▶ [Task to carry out] Copy the data below word for word, starting from its first line and ending after the line containing "data-label: 10,92% — [776, 388, 811, 400]".

Dataset entries
>> Start

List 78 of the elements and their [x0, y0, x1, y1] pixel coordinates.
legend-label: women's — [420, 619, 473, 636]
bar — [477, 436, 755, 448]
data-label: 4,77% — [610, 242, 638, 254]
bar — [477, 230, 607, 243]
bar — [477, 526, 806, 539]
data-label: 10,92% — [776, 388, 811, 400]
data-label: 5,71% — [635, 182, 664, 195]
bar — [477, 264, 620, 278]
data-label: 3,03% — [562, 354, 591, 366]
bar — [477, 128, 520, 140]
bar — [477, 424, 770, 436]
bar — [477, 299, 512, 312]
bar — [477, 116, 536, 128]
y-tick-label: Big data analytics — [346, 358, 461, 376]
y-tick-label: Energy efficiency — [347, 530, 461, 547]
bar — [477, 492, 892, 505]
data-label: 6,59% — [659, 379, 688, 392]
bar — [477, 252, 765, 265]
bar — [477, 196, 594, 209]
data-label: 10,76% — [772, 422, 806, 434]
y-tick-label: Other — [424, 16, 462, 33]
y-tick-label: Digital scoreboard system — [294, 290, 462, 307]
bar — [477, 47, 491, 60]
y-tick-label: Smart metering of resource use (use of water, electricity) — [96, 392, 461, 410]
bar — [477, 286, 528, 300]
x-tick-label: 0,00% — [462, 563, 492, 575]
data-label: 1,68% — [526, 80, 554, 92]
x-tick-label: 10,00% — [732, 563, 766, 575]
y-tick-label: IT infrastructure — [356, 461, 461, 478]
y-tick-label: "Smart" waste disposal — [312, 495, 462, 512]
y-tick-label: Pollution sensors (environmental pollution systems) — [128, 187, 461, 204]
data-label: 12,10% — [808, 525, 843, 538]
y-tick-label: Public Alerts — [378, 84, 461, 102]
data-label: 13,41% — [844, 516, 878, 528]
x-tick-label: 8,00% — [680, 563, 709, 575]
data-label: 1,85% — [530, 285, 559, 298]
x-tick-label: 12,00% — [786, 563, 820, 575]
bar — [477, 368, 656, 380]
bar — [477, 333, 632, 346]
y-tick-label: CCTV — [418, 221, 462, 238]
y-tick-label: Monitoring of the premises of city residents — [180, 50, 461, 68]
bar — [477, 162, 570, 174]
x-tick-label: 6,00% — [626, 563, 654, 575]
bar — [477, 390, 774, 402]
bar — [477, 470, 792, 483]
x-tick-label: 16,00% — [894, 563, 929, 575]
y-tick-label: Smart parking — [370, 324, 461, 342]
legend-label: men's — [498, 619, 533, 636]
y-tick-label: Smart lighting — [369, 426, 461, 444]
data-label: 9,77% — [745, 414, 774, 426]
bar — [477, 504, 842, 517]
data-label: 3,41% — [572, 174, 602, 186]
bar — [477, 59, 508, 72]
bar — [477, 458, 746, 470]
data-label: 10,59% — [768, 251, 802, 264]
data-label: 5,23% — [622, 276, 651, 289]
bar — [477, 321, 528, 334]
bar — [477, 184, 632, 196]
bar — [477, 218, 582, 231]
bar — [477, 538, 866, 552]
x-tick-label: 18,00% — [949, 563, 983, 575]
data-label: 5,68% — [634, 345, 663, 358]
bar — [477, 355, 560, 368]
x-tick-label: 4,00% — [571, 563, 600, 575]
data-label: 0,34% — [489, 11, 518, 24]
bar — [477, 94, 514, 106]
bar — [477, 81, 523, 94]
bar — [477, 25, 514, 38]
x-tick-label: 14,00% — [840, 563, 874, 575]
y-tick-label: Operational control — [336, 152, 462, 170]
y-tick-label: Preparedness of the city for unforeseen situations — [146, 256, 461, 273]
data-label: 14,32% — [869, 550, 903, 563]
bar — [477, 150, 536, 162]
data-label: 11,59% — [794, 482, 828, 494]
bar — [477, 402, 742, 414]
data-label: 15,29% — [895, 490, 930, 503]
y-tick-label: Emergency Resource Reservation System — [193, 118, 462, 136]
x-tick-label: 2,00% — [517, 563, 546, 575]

>> End

▶ [Worked answer]
List 78 of the elements and their [x0, y0, x1, y1] pixel coordinates.
legend-label: women's — [420, 619, 473, 636]
bar — [477, 436, 755, 448]
data-label: 4,77% — [610, 242, 638, 254]
bar — [477, 230, 607, 243]
bar — [477, 526, 806, 539]
data-label: 10,92% — [776, 388, 811, 400]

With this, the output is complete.